Begin SUPPLIED ENTRIES

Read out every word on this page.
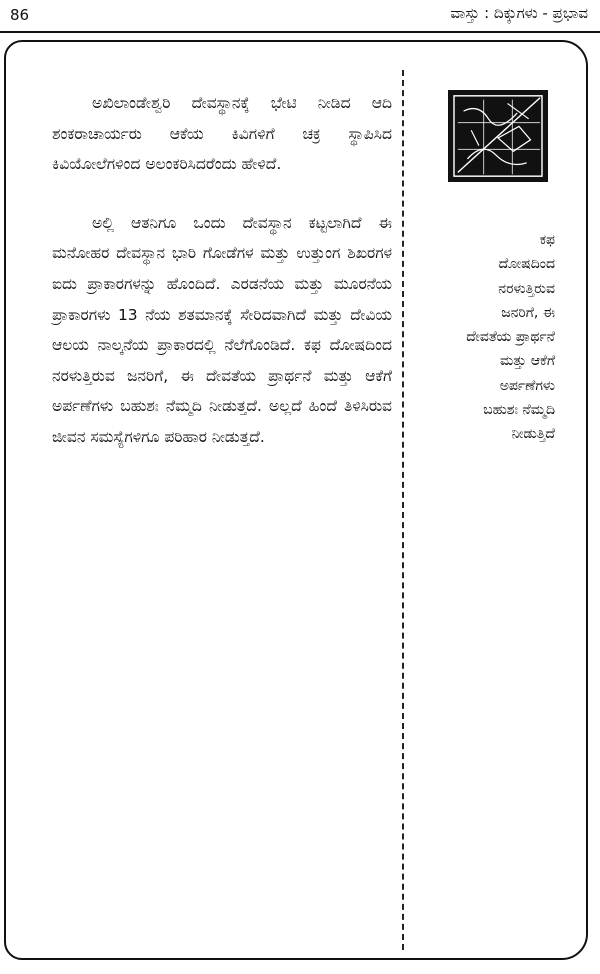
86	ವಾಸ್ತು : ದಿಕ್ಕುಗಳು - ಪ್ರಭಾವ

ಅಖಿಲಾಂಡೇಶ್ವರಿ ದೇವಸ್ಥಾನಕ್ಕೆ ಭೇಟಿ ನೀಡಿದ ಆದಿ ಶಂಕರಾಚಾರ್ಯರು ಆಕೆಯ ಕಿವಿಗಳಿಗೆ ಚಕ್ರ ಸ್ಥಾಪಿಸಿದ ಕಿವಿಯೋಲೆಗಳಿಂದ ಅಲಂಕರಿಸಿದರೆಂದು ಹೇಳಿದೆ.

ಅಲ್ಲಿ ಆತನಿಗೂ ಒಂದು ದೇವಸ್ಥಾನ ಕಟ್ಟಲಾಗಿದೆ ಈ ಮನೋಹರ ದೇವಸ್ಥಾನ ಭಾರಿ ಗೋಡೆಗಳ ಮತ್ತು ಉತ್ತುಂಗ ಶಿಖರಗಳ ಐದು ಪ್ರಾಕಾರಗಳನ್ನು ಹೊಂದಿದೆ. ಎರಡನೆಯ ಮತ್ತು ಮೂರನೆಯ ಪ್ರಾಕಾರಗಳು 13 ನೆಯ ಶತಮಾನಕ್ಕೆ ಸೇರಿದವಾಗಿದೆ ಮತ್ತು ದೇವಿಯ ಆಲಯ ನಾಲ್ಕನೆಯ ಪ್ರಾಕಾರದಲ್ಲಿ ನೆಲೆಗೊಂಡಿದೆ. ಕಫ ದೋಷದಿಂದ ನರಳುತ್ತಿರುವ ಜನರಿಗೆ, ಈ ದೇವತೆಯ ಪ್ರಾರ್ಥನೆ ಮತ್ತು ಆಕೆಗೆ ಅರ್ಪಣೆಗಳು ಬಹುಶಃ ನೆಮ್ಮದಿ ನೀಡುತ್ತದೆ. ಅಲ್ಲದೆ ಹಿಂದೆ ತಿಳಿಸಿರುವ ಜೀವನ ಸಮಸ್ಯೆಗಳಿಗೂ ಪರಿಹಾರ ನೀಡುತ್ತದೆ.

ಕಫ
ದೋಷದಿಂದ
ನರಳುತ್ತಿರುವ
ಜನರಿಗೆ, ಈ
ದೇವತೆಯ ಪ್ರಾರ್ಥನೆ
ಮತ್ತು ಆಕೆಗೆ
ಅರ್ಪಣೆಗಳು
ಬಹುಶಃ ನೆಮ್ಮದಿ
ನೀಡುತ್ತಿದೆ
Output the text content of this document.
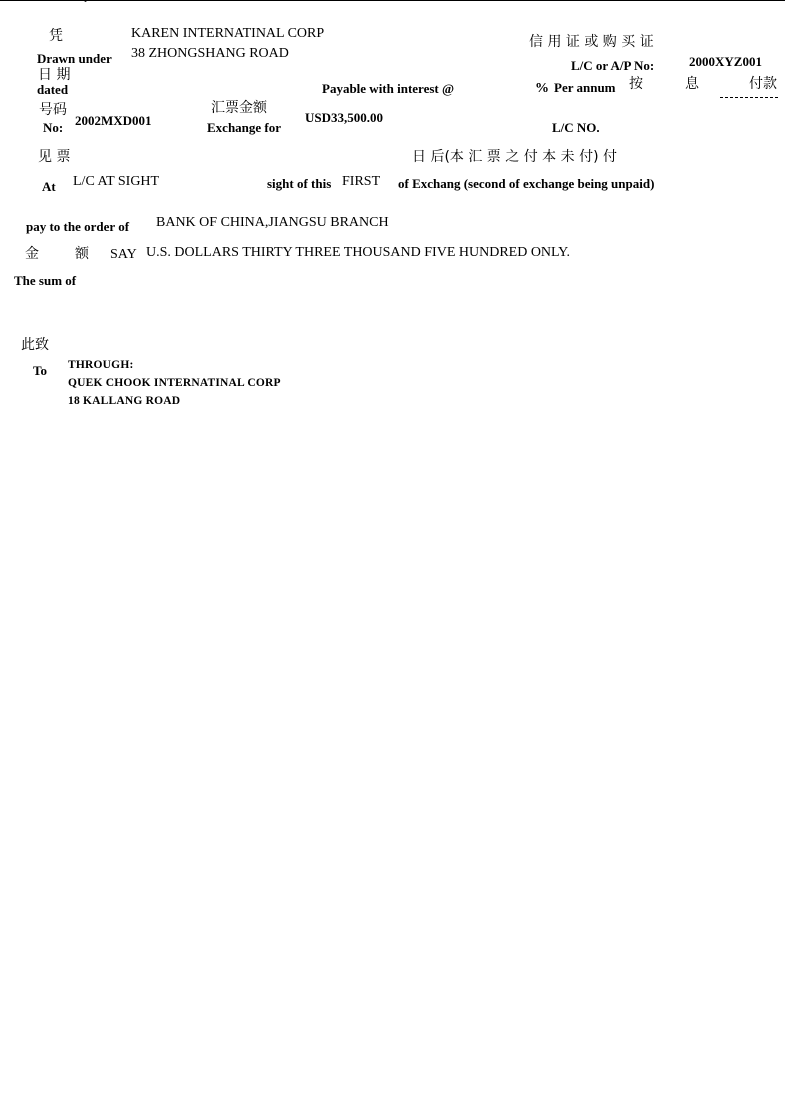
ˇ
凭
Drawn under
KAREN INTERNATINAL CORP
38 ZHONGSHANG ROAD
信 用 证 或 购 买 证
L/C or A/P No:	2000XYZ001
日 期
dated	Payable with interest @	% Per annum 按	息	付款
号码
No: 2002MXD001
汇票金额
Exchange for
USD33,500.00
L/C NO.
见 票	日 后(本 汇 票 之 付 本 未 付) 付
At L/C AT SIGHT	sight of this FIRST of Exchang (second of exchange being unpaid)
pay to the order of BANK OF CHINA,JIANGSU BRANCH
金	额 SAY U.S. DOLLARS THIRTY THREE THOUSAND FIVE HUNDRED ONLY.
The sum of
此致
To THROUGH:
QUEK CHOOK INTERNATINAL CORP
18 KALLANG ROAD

End SUPPLIED ENTRIES
Begin SUPPLIED ENTRIES

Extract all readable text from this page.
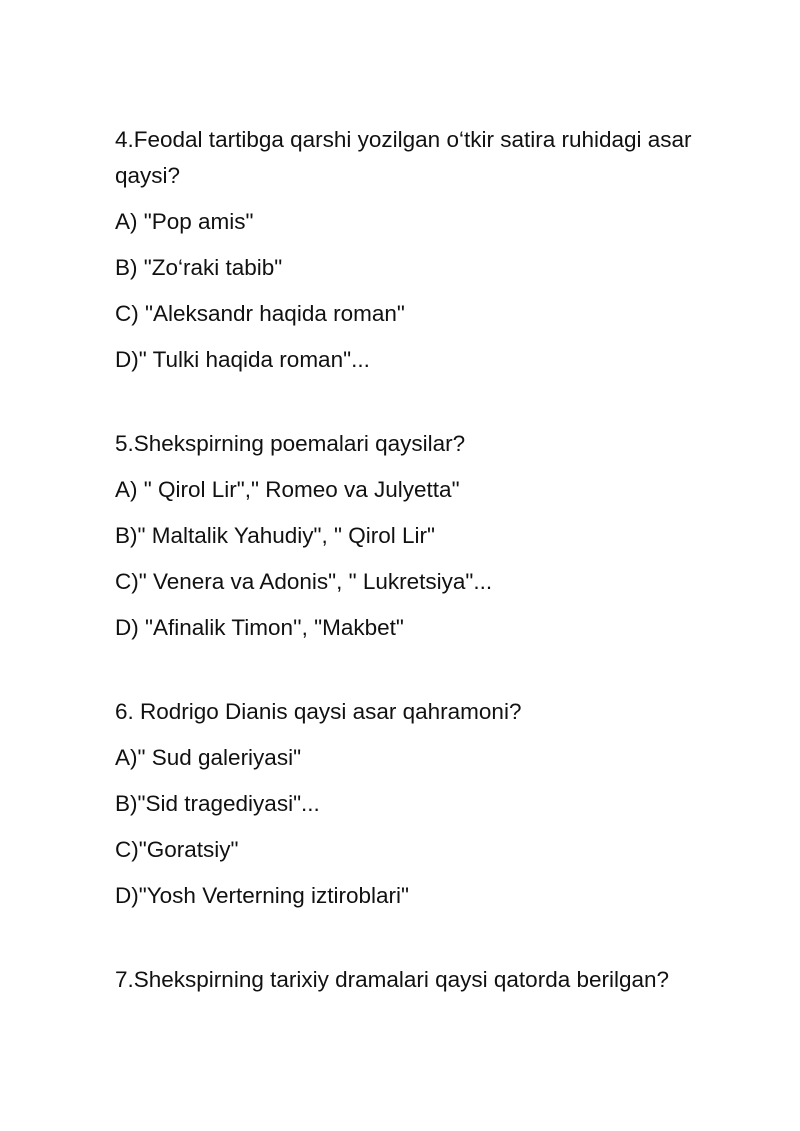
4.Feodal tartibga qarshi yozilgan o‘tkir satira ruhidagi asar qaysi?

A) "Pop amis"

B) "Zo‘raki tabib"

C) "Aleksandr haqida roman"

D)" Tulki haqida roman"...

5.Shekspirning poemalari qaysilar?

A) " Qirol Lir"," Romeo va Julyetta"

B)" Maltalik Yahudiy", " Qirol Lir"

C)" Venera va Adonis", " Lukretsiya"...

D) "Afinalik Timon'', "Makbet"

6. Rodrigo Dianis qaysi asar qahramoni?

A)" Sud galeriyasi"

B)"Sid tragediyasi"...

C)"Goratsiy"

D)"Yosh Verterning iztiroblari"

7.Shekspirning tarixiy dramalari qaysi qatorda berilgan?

End SUPPLIED ENTRIES
Begin SUPPLIED ENTRIES

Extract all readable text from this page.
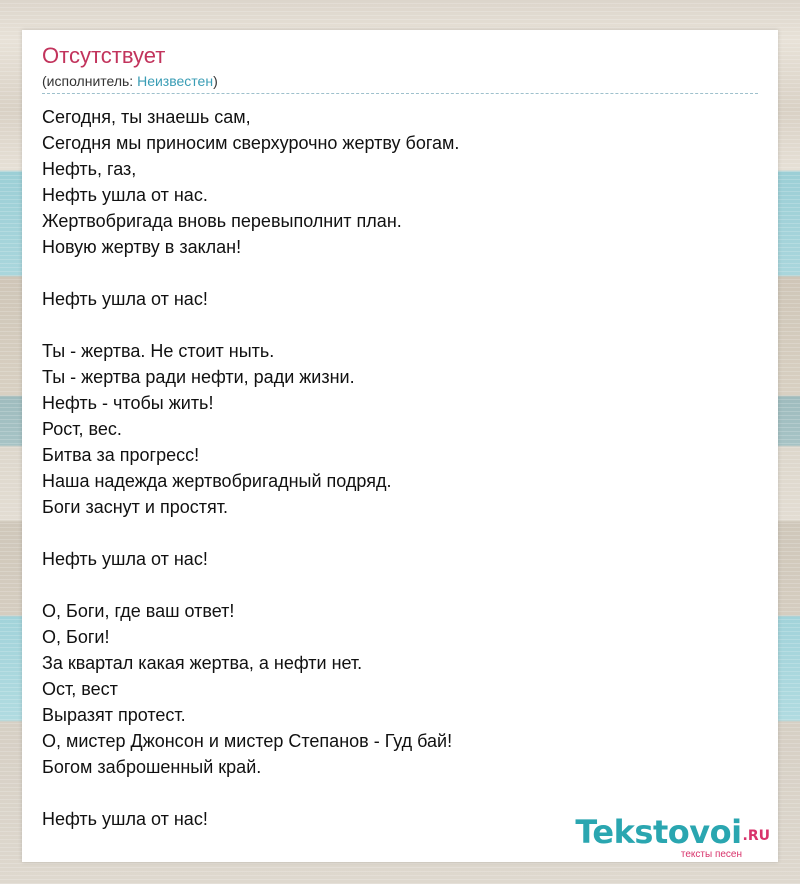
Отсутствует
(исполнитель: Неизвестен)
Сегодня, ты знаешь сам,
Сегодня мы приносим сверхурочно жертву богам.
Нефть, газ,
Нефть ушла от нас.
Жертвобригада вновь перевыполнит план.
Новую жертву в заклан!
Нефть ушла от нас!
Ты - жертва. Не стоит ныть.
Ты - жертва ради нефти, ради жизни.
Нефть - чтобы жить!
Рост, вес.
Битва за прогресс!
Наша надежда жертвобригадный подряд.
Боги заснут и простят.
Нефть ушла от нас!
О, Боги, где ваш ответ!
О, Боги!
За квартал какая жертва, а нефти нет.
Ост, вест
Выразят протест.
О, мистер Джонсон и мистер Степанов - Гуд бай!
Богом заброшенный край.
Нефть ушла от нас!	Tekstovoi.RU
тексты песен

End SUPPLIED ENTRIES

INSTRUCTIONS FOR THE TASK: Each line holding "this" must be found and copied.

RESPONSE BELOW:
Read out every word on this page.
Output the text content of this document.
At L/C AT SIGHT	sight of this FIRST of Exchang (second of exchange being unpaid)
Extract all readable text from this page.
Extract all readable text from this page.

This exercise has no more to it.